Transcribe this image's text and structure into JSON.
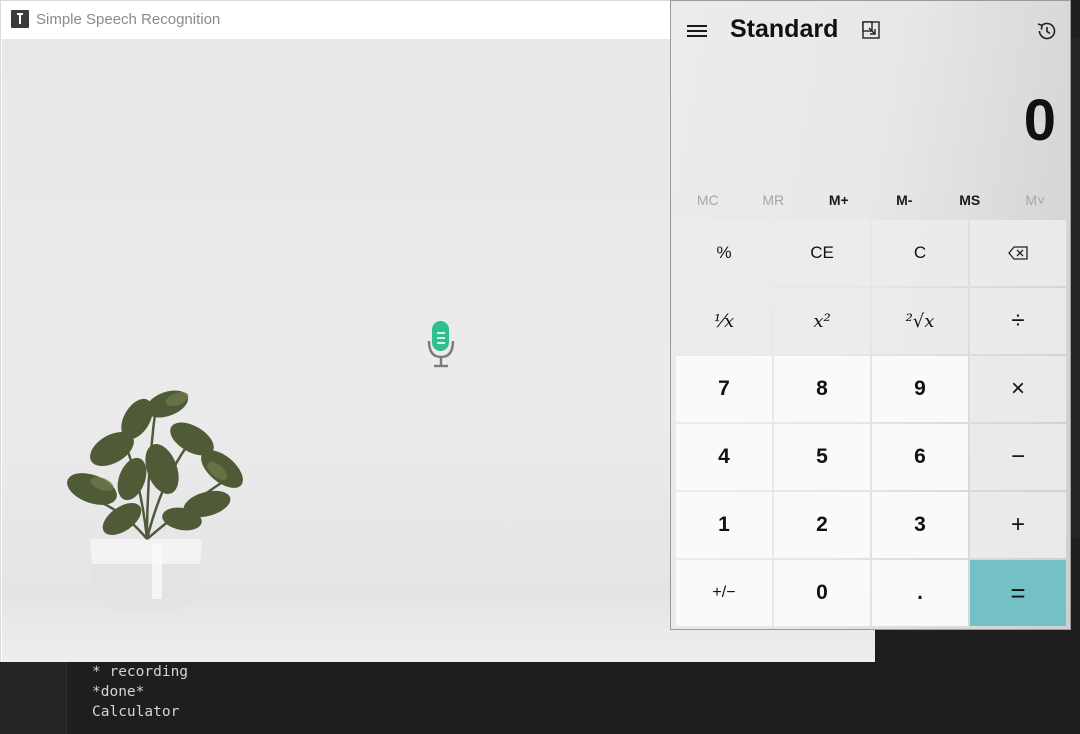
{
  "speech_app": {
    "title": "Simple Speech Recognition",
    "icons": {
      "app": "app-icon",
      "mic": "microphone-icon",
      "plant": "potted-plant-image"
    },
    "colors": {
      "mic_accent": "#2ebf91"
    }
  },
  "terminal": {
    "lines": [
      "* recording",
      "*done*",
      "Calculator"
    ]
  },
  "calculator": {
    "mode": "Standard",
    "display": "0",
    "icons": {
      "menu": "hamburger-menu-icon",
      "keep_on_top": "keep-on-top-icon",
      "history": "history-icon",
      "backspace": "backspace-icon"
    },
    "memory": [
      {
        "label": "MC",
        "enabled": false
      },
      {
        "label": "MR",
        "enabled": false
      },
      {
        "label": "M+",
        "enabled": true
      },
      {
        "label": "M-",
        "enabled": true
      },
      {
        "label": "MS",
        "enabled": true
      },
      {
        "label": "M˅",
        "enabled": false
      }
    ],
    "keys": [
      [
        "%",
        "CE",
        "C",
        "⌫"
      ],
      [
        "⅟x",
        "x²",
        "²√x",
        "÷"
      ],
      [
        "7",
        "8",
        "9",
        "×"
      ],
      [
        "4",
        "5",
        "6",
        "−"
      ],
      [
        "1",
        "2",
        "3",
        "+"
      ],
      [
        "+/−",
        "0",
        ".",
        "="
      ]
    ],
    "colors": {
      "equals_button": "#73c0c6"
    }
  }
}
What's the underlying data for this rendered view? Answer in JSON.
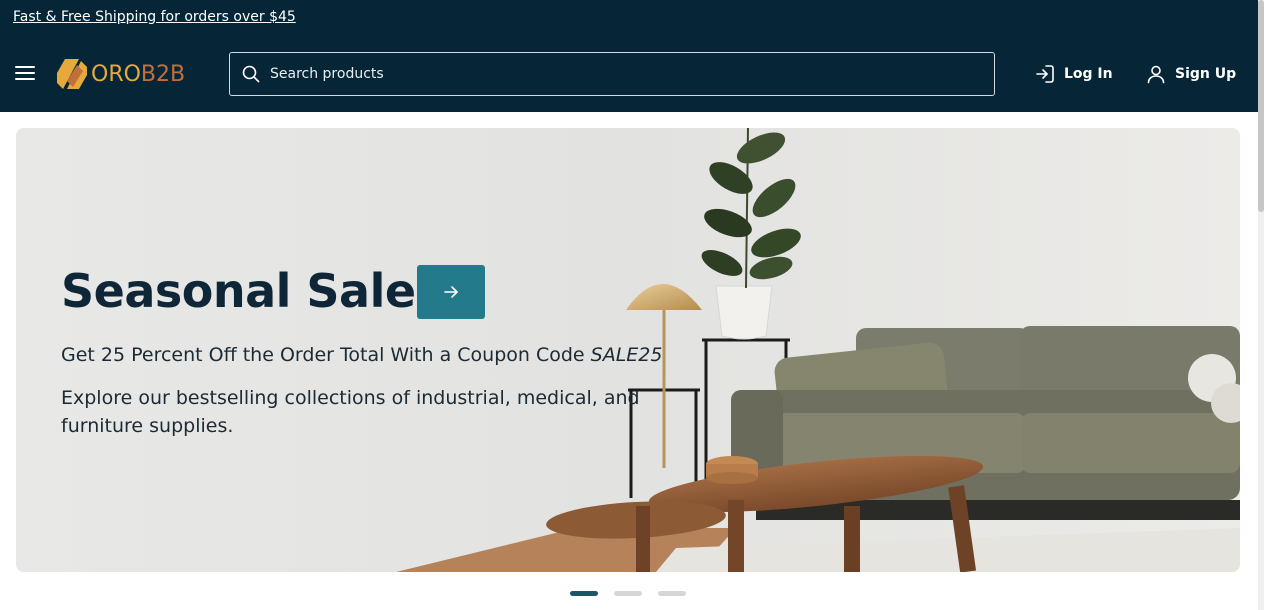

• [STATED EXERCISE] Pull out all lines containing the word "this" from the entries above.

• [WRITTEN SOLUTION]
Transcribe this image's text and structure into JSON.
What's the underlying data for this rendered view? Answer in JSON.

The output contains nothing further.